▽

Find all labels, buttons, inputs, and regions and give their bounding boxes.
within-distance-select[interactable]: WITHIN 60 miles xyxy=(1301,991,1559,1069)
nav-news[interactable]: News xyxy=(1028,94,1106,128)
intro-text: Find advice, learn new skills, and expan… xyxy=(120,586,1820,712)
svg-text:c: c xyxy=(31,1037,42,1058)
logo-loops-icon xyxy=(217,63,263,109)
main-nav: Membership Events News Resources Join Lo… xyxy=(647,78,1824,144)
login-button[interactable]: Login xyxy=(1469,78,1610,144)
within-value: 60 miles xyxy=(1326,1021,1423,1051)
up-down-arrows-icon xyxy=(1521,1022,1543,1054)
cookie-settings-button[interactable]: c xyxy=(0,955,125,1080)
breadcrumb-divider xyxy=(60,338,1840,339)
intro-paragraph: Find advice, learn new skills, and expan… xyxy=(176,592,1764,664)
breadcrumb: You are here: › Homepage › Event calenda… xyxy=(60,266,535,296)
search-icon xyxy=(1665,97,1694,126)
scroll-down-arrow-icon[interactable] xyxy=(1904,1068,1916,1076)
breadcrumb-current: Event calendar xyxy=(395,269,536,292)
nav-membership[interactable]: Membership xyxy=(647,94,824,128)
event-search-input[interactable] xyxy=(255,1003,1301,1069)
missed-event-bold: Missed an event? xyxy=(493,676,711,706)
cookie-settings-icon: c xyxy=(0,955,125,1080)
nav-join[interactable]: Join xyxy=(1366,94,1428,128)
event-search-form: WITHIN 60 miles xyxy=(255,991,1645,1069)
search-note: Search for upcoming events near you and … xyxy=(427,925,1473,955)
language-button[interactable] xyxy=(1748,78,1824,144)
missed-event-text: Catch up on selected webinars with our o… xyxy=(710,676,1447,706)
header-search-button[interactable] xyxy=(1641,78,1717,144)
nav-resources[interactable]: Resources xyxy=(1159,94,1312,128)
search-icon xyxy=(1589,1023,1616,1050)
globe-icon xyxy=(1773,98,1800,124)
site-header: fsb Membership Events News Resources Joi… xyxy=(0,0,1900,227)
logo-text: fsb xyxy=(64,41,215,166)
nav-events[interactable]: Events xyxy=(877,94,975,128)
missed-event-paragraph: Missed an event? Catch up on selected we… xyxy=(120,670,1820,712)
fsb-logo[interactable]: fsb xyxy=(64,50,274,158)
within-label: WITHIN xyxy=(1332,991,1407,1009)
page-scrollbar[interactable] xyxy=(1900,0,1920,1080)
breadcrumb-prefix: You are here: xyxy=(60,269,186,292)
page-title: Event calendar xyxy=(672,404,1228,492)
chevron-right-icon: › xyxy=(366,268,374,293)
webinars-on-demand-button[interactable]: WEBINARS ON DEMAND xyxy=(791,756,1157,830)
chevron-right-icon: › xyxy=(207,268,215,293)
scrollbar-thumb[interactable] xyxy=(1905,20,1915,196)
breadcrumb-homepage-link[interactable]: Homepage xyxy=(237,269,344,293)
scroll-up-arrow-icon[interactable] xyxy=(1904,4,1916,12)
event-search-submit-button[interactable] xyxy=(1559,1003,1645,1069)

△

◆ The task
Please swap "miles" for "kilometers" in the stretch from the first line through the line containing "breadcrumb-divider xyxy=(60,338,1840,339)", and give those lines again with nothing else changed.

◆ Reply to the exercise
Find all labels, buttons, inputs, and regions and give their bounding boxes.
within-distance-select[interactable]: WITHIN 60 kilometers xyxy=(1301,991,1559,1069)
nav-news[interactable]: News xyxy=(1028,94,1106,128)
intro-text: Find advice, learn new skills, and expan… xyxy=(120,586,1820,712)
svg-text:c: c xyxy=(31,1037,42,1058)
logo-loops-icon xyxy=(217,63,263,109)
main-nav: Membership Events News Resources Join Lo… xyxy=(647,78,1824,144)
login-button[interactable]: Login xyxy=(1469,78,1610,144)
within-value: 60 kilometers xyxy=(1326,1021,1423,1051)
up-down-arrows-icon xyxy=(1521,1022,1543,1054)
cookie-settings-button[interactable]: c xyxy=(0,955,125,1080)
breadcrumb-divider xyxy=(60,338,1840,339)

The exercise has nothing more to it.